### TASK 1
Render everything in the records from the line containing "Annotate this image: element" down to the line containing "code-line: Cookie Clicke: [657, 684, 759, 699]" as a JSON list of strings, one string per line, skipping any blank lines.

── TEXT

More than eight decades after it was installed, a memorial to the three 19th-century sibling novelists in London’s Westminster Abbey was amended Thursday to restore the diaereses – the two dots over the e in their surname.

The dots — which indicate that the name is pronounced “brontay” rather than “bront” — were omitted when the stone tablet commemorating Charlotte, Emily and Anne was erected in the abbey’s Poets’ Corner in October 1939, just after the outbreak of World War II.

They were restored after Brontë historian Sharon Wright, editor of the Brontë Society Gazette, raised the issue with Dean of Westminster David Hoyle. The abbey asked its stonemason to tap in the dots and its conservator to paint them.

“There’s no paper record for anyone complaining about this or mentioning this, so I just wanted to put it right, really,” Wright said. “These three Yorkshire women deserve their place here, but they also deserve to have their name spelled correctly.”

────
── GIVEN RECORDS

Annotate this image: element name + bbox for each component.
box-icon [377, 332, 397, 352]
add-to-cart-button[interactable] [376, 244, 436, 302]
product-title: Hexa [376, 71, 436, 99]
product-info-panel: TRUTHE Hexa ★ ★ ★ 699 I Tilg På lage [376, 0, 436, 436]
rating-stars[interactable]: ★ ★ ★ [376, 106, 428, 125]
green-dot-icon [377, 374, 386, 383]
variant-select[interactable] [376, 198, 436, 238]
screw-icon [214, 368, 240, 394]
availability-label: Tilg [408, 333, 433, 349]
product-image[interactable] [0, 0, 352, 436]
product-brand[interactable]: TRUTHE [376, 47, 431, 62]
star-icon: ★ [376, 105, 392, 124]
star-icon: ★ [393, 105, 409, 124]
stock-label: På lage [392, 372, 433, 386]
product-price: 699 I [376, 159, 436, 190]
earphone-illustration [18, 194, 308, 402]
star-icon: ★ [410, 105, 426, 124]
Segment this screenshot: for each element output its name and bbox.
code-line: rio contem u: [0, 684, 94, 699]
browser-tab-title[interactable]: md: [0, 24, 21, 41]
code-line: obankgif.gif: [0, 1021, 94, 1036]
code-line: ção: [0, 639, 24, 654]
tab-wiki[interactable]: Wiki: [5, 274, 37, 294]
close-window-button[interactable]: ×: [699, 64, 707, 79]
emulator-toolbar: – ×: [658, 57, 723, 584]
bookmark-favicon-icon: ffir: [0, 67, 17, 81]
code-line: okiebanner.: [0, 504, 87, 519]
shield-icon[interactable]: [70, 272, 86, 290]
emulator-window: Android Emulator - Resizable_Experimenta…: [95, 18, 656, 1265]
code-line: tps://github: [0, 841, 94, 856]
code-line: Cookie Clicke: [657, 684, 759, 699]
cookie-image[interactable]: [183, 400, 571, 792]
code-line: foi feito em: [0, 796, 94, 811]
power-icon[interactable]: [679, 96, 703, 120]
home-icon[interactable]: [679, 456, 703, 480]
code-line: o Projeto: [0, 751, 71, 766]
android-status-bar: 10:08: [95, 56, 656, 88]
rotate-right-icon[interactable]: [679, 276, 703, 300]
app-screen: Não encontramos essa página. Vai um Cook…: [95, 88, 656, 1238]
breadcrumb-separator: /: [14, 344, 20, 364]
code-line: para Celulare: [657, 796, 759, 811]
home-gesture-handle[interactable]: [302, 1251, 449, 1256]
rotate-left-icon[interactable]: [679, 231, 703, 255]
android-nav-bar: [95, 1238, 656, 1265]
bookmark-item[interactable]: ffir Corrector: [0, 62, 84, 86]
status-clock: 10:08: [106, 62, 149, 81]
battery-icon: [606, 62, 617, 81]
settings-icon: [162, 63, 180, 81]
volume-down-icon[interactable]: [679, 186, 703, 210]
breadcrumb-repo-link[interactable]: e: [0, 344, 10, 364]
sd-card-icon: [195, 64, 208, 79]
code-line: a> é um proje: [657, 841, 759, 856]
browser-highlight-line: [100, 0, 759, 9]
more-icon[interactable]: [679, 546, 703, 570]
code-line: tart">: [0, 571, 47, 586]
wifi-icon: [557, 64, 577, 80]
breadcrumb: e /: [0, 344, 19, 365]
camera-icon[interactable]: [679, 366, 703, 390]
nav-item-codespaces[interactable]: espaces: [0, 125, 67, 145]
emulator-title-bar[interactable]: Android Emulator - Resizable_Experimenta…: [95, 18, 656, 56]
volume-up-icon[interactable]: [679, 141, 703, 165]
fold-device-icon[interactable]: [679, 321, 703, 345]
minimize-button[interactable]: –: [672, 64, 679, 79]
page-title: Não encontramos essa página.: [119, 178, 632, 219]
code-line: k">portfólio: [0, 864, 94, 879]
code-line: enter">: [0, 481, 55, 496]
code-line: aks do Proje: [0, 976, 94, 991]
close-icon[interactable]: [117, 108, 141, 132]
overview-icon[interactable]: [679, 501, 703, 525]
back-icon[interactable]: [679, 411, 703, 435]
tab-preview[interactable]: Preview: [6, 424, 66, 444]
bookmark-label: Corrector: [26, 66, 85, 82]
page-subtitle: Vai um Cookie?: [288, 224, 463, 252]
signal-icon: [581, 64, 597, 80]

────
── GIVEN RECORDS

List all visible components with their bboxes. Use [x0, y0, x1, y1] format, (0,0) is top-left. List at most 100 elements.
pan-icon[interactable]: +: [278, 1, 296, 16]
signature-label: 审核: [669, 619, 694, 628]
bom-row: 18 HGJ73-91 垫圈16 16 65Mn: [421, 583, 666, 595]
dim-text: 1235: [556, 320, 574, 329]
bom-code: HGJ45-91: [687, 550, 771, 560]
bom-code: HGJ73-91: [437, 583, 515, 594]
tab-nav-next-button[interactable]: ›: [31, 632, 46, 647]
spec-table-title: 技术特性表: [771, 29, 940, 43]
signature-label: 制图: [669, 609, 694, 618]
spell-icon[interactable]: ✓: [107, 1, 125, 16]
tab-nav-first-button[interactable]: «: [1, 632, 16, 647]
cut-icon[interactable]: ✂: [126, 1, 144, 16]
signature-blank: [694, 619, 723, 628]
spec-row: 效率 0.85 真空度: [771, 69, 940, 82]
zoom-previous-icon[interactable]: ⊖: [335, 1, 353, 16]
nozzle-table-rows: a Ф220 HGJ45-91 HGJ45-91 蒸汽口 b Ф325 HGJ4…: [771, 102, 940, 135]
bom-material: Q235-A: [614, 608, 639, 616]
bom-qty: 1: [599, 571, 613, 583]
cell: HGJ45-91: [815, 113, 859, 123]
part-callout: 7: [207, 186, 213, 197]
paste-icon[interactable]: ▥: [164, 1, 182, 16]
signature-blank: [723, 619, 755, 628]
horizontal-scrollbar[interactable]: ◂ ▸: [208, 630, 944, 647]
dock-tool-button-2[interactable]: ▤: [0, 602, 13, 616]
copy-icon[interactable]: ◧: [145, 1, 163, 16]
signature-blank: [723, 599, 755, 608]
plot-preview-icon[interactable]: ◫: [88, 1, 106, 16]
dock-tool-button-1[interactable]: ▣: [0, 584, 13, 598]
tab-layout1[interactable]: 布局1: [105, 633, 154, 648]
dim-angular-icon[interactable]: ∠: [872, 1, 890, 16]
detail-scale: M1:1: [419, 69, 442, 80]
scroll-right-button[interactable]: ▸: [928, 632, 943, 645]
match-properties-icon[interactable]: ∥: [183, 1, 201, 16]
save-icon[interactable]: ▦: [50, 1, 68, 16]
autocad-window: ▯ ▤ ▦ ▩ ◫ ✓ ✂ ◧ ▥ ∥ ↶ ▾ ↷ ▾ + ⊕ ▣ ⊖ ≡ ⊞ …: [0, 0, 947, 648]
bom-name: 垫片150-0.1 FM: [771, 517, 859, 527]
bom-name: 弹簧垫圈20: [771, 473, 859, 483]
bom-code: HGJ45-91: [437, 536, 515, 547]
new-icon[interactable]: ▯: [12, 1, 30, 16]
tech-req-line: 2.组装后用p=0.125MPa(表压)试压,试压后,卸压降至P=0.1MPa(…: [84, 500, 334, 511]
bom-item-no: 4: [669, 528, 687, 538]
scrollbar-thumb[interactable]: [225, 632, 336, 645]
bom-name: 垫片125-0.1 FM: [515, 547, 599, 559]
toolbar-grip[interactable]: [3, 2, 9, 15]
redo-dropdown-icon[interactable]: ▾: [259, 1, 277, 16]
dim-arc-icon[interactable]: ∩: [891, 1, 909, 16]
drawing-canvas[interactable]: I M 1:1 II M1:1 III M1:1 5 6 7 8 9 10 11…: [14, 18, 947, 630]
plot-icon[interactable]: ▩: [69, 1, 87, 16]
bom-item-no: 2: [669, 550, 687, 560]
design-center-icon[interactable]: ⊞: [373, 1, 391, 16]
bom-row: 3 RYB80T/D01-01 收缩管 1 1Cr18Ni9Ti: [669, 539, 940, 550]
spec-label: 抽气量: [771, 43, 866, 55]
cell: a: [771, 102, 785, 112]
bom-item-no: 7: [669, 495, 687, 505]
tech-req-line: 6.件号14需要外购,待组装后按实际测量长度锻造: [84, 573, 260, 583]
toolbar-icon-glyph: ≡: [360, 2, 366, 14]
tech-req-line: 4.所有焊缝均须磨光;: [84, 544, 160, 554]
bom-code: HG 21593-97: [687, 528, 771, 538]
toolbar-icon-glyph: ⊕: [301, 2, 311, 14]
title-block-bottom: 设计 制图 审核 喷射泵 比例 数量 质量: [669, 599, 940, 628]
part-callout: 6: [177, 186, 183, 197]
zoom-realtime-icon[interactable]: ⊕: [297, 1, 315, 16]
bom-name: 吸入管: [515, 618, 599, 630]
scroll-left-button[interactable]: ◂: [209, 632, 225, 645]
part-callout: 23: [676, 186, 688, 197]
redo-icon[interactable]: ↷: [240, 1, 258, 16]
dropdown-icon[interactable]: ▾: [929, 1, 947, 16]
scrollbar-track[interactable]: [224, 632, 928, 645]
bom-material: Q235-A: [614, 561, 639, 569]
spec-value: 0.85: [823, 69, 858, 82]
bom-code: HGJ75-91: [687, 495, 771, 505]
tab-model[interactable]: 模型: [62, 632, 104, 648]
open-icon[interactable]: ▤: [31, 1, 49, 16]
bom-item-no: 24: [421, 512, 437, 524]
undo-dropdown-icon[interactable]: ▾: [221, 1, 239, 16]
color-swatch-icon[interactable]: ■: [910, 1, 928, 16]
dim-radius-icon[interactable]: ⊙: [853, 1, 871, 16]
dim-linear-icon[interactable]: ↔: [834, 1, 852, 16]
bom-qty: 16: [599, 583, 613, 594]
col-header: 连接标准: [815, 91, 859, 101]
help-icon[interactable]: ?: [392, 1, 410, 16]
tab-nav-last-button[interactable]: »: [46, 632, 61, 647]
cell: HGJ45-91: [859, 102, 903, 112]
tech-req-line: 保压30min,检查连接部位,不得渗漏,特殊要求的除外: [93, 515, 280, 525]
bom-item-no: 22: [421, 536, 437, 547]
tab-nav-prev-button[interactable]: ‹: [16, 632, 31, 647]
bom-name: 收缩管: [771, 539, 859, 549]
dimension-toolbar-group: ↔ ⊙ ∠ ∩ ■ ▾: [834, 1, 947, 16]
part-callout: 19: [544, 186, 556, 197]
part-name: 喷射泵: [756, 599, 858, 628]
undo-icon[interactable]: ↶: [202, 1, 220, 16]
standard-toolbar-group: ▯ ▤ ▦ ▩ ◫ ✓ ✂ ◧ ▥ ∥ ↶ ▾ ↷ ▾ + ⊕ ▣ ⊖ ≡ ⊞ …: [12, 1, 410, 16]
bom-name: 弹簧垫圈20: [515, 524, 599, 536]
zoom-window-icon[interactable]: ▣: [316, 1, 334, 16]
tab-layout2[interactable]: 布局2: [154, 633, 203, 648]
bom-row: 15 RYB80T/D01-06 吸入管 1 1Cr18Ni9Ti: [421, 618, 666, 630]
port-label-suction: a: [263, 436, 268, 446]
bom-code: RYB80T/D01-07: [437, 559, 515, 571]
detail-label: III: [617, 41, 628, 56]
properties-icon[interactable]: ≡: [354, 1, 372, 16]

────

### TASK 2
Resume the text about the Brontë memorial in Westminster Abbey from its final sentence.

### WRITTEN REPLY 1
[
  "Annotate this image: element name + bbox for each component.",
  "box-icon [377, 332, 397, 352]",
  "add-to-cart-button[interactable] [376, 244, 436, 302]",
  "product-title: Hexa [376, 71, 436, 99]",
  "product-info-panel: TRUTHE Hexa ★ ★ ★ 699 I Tilg På lage [376, 0, 436, 436]",
  "rating-stars[interactable]: ★ ★ ★ [376, 106, 428, 125]",
  "green-dot-icon [377, 374, 386, 383]",
  "variant-select[interactable] [376, 198, 436, 238]",
  "screw-icon [214, 368, 240, 394]",
  "availability-label: Tilg [408, 333, 433, 349]",
  "product-image[interactable] [0, 0, 352, 436]",
  "product-brand[interactable]: TRUTHE [376, 47, 431, 62]",
  "star-icon: ★ [376, 105, 392, 124]",
  "star-icon: ★ [393, 105, 409, 124]",
  "stock-label: På lage [392, 372, 433, 386]",
  "product-price: 699 I [376, 159, 436, 190]",
  "earphone-illustration [18, 194, 308, 402]",
  "star-icon: ★ [410, 105, 426, 124]",
  "Segment this screenshot: for each element output its name and bbox.",
  "code-line: rio contem u: [0, 684, 94, 699]",
  "browser-tab-title[interactable]: md: [0, 24, 21, 41]",
  "code-line: obankgif.gif: [0, 1021, 94, 1036]",
  "code-line: ção: [0, 639, 24, 654]",
  "tab-wiki[interactable]: Wiki: [5, 274, 37, 294]",
  "close-window-button[interactable]: ×: [699, 64, 707, 79]",
  "emulator-toolbar: – ×: [658, 57, 723, 584]",
  "bookmark-favicon-icon: ffir: [0, 67, 17, 81]",
  "code-line: okiebanner.: [0, 504, 87, 519]",
  "shield-icon[interactable]: [70, 272, 86, 290]",
  "emulator-window: Android Emulator - Resizable_Experimenta…: [95, 18, 656, 1265]",
  "code-line: tps://github: [0, 841, 94, 856]",
  "code-line: Cookie Clicke: [657, 684, 759, 699]"
]

### WRITTEN REPLY 2
It’s believed the writers’ Irish father Patrick changed the spelling of his surname from Brunty or Prunty when he went to university in England.

Raised on the wild Yorkshire moors, all three sisters died before they were 40, leaving enduring novels including Charlotte’s “Jane Eyre,” Emily’s “Wuthering Heights” and Anne’s “The Tenant of Wildfell Hall.”

Rebecca Yorke, director of the Brontë Society, welcomed the restoration.

“As the Brontës and their work are loved and respected all over the world, it’s entirely appropriate that their name is spelled correctly on their memorial,” she said.